**PROBLEM:** Scan the records for the word "this". Copy each line that includes it.

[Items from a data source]
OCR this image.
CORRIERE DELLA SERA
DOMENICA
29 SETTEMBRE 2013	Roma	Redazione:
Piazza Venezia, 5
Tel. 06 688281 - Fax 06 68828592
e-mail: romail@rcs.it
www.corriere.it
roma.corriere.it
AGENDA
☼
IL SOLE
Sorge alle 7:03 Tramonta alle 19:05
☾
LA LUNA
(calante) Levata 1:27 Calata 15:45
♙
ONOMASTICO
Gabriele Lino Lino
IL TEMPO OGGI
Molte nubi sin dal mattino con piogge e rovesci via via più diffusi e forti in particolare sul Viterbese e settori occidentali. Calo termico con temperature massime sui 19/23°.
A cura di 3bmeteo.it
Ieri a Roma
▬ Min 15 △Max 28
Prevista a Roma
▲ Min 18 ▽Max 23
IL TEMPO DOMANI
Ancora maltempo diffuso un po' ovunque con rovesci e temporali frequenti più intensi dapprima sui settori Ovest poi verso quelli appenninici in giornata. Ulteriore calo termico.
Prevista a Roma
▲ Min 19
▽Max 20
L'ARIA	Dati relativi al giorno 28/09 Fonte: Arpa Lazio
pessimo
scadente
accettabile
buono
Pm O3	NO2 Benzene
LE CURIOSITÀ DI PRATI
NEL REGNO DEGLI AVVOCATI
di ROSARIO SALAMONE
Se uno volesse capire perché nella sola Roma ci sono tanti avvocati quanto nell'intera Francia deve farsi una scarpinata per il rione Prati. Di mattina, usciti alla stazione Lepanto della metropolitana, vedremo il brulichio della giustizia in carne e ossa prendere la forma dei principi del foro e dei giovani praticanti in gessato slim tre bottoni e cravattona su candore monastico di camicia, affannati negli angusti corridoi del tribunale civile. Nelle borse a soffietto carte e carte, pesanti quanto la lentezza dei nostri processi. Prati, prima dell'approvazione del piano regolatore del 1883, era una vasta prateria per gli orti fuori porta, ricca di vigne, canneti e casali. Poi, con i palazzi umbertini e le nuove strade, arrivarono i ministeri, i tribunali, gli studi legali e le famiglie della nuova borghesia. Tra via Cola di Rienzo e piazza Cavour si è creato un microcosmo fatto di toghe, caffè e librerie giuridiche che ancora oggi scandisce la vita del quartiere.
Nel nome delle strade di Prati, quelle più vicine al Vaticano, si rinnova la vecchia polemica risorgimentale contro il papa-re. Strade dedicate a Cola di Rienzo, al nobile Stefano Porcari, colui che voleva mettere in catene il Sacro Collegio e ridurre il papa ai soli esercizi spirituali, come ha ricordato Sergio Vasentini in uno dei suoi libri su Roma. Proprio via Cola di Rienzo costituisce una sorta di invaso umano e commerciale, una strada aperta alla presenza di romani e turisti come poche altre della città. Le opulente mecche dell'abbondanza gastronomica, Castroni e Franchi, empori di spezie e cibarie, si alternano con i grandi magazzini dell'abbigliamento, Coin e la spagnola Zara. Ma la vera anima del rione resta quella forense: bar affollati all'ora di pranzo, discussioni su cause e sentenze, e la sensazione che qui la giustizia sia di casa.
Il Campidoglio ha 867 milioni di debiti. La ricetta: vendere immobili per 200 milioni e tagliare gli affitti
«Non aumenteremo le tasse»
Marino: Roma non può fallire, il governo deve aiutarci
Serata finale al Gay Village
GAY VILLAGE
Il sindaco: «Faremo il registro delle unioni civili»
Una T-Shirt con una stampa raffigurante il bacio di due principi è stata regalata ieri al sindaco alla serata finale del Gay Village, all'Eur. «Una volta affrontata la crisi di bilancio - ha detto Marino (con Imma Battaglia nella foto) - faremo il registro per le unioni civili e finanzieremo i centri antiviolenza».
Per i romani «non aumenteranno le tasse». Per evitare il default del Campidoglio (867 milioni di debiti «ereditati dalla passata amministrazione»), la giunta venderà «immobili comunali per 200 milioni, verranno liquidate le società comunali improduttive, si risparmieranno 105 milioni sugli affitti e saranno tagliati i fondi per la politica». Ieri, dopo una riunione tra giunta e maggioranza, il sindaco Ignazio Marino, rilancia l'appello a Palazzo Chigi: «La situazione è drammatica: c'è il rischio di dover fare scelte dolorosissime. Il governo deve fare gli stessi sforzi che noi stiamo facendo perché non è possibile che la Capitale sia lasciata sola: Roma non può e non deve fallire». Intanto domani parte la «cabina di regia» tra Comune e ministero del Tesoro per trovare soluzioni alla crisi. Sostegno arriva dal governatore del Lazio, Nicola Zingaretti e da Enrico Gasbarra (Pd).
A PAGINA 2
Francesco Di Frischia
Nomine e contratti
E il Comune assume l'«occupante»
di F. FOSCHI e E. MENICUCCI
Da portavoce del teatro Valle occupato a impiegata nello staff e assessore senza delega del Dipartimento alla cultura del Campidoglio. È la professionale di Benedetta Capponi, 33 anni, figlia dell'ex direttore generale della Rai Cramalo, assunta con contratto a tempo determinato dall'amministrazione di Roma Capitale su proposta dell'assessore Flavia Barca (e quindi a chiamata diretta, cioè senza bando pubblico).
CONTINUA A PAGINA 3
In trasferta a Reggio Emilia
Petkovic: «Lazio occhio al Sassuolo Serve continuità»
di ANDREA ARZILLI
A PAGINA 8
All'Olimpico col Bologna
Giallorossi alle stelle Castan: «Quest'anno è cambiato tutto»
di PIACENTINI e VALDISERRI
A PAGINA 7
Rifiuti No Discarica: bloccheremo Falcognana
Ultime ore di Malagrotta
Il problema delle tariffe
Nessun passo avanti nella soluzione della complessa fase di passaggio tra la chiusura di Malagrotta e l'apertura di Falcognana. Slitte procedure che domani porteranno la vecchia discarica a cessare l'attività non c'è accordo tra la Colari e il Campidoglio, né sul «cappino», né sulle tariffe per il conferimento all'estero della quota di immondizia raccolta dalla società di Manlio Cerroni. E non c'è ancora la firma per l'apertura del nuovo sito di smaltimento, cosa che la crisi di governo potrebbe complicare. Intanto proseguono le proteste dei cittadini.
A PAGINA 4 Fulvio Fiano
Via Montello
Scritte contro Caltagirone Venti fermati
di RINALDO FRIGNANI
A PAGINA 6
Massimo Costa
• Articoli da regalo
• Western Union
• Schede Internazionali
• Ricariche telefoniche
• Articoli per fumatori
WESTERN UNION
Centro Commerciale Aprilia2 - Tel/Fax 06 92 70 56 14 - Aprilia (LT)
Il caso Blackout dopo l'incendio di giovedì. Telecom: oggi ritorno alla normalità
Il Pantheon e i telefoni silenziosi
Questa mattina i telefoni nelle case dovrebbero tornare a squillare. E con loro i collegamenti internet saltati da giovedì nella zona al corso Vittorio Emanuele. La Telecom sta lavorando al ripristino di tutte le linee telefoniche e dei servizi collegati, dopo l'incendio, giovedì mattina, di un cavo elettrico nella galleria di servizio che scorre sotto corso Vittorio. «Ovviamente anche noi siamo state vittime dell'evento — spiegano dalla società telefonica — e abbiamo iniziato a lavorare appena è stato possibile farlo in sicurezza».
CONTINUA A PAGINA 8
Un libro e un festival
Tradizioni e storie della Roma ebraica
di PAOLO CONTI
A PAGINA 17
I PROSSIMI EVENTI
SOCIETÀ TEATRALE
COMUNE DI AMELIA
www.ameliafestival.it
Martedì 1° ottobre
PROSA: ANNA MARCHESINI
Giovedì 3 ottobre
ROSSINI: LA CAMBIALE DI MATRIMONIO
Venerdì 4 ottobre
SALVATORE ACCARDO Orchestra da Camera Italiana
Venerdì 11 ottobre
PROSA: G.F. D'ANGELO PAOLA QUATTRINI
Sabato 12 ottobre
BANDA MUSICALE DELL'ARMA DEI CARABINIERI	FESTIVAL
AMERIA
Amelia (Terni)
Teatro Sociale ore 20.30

--

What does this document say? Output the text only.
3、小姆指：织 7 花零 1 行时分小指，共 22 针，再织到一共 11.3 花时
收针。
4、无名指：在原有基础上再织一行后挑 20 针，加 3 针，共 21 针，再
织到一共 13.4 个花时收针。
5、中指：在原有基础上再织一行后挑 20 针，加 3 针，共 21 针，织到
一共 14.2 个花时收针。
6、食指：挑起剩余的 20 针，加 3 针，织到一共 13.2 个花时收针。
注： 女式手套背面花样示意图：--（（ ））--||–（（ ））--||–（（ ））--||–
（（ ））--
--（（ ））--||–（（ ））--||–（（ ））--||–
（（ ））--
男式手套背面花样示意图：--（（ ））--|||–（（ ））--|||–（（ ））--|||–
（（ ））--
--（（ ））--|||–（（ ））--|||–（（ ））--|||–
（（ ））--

**OUTPUT:**
OCR this image.
What does this document say? Output the text only.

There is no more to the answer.